- **The request**
Note each line that includes the word "document". Copy those lines.

* BEGIN Given information *

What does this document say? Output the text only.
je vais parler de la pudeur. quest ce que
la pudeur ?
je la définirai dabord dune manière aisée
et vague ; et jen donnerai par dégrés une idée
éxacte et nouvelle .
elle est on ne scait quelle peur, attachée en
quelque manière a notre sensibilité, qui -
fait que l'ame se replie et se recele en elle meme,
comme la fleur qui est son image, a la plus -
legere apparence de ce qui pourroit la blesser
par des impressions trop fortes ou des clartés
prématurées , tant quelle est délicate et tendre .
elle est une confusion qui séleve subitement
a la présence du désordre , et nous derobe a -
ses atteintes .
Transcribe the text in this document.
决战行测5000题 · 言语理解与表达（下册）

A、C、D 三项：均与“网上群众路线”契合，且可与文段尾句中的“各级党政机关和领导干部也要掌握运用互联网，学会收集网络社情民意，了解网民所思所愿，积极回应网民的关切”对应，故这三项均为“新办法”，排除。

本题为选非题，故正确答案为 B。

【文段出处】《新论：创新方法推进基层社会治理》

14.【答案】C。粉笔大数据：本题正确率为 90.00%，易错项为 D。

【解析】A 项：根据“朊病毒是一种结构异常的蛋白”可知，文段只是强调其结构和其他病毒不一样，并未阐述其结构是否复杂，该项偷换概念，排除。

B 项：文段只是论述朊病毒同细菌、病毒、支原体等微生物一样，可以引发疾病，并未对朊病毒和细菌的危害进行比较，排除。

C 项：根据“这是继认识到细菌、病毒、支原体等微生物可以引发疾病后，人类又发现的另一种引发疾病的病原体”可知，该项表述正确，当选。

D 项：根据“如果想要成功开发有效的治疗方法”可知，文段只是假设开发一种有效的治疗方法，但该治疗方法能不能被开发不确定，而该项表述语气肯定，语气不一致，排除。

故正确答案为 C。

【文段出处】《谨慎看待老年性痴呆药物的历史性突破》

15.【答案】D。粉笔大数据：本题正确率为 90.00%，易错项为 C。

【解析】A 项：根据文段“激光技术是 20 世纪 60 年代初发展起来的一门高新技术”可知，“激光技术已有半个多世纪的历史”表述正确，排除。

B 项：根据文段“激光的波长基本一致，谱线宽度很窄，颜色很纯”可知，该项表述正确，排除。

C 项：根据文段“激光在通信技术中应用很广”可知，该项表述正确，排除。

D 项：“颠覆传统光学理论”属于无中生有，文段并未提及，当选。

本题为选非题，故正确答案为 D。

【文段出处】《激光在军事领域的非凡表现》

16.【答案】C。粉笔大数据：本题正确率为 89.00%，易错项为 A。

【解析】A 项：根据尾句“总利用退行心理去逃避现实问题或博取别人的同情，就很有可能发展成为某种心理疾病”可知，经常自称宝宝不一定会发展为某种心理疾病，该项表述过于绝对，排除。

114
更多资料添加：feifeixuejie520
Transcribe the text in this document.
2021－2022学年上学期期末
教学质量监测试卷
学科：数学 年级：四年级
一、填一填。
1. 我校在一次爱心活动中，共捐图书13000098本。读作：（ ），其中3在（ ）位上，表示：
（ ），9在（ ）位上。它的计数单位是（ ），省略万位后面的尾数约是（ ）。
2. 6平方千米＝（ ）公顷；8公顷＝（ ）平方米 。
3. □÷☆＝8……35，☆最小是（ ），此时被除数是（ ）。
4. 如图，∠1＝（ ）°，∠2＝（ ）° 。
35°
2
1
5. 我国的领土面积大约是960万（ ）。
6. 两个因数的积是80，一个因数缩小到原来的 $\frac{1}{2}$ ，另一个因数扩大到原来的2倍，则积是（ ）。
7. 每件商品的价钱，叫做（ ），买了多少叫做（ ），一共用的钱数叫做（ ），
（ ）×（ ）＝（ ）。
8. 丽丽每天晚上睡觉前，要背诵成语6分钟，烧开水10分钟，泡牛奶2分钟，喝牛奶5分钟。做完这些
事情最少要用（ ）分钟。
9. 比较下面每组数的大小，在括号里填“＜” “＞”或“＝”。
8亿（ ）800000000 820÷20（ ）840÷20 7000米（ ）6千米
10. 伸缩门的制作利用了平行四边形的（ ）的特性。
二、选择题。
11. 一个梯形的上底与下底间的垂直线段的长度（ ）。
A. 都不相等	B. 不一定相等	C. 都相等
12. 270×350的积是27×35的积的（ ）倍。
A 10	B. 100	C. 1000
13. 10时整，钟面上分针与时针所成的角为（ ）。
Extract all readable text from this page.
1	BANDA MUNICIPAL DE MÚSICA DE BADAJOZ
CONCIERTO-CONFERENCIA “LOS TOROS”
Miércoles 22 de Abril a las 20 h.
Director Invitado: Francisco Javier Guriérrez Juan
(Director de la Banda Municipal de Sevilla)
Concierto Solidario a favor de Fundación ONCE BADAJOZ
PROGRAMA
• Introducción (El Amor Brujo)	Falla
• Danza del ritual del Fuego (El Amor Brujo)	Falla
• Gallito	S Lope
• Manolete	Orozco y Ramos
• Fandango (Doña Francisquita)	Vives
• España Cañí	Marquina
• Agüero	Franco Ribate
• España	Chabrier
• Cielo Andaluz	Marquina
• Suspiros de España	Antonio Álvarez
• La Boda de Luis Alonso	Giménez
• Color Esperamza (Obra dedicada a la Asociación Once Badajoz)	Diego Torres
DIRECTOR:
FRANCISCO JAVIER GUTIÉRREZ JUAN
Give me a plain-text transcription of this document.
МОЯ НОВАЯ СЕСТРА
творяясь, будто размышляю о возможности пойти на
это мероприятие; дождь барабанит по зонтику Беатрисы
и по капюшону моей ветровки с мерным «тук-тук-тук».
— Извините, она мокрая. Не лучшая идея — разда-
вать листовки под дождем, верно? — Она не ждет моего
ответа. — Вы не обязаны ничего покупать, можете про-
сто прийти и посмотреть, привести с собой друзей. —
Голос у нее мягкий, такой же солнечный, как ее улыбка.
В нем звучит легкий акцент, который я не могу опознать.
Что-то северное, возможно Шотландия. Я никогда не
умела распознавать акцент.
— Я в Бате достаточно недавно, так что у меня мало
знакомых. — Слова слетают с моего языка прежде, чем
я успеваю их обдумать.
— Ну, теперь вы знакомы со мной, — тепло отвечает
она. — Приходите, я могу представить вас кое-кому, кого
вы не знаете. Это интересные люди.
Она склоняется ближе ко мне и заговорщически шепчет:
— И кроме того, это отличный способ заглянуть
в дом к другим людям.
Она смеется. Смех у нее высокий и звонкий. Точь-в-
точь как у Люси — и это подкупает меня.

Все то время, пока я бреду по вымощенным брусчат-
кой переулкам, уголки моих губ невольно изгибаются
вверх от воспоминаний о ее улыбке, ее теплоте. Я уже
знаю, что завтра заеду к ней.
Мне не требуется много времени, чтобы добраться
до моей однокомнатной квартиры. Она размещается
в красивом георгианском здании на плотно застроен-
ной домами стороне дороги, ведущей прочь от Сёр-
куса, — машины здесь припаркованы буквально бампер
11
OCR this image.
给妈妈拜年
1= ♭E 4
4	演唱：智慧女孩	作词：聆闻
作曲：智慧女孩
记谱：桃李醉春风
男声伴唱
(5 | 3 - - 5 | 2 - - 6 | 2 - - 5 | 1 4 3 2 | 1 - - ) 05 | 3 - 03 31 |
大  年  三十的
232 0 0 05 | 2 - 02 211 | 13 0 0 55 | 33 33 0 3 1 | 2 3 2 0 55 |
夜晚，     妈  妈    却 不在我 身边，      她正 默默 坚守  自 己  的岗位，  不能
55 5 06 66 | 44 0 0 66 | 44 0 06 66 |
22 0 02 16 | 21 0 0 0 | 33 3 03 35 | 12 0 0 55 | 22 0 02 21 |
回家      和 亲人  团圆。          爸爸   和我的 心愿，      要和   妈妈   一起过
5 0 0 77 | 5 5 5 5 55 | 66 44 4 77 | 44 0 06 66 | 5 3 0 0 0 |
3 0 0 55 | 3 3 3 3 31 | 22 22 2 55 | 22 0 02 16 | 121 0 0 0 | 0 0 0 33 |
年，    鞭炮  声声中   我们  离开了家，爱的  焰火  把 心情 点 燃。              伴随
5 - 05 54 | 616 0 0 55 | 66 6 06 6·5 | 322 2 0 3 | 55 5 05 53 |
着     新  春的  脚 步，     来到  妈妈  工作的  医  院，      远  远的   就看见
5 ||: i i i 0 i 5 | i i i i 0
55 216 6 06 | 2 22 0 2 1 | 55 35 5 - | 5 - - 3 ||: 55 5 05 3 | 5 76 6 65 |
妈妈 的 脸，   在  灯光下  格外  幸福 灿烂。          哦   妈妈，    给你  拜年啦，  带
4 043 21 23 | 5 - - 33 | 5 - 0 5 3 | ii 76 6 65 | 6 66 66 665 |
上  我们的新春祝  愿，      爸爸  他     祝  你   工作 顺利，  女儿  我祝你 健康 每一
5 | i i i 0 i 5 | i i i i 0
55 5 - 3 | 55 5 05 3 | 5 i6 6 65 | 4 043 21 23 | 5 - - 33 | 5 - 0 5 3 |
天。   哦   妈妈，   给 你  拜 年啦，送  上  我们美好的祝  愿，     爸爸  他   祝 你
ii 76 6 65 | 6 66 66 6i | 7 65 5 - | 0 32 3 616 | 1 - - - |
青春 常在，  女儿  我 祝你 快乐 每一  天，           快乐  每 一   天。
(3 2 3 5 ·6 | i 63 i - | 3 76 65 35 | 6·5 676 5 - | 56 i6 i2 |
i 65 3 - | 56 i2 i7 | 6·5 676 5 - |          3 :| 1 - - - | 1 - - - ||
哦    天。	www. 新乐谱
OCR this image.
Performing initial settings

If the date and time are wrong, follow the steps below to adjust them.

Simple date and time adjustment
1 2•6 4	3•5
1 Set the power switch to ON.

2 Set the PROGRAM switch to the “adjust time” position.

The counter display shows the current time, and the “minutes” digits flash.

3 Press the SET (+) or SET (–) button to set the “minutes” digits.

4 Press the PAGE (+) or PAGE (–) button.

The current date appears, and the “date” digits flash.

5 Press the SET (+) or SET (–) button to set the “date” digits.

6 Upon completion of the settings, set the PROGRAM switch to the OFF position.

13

* END Given information *

- **Exercise response**
What does this document say? Output the text only.
Transcribe the text in this document.
Transcribe the text in this document.
Give me a plain-text transcription of this document.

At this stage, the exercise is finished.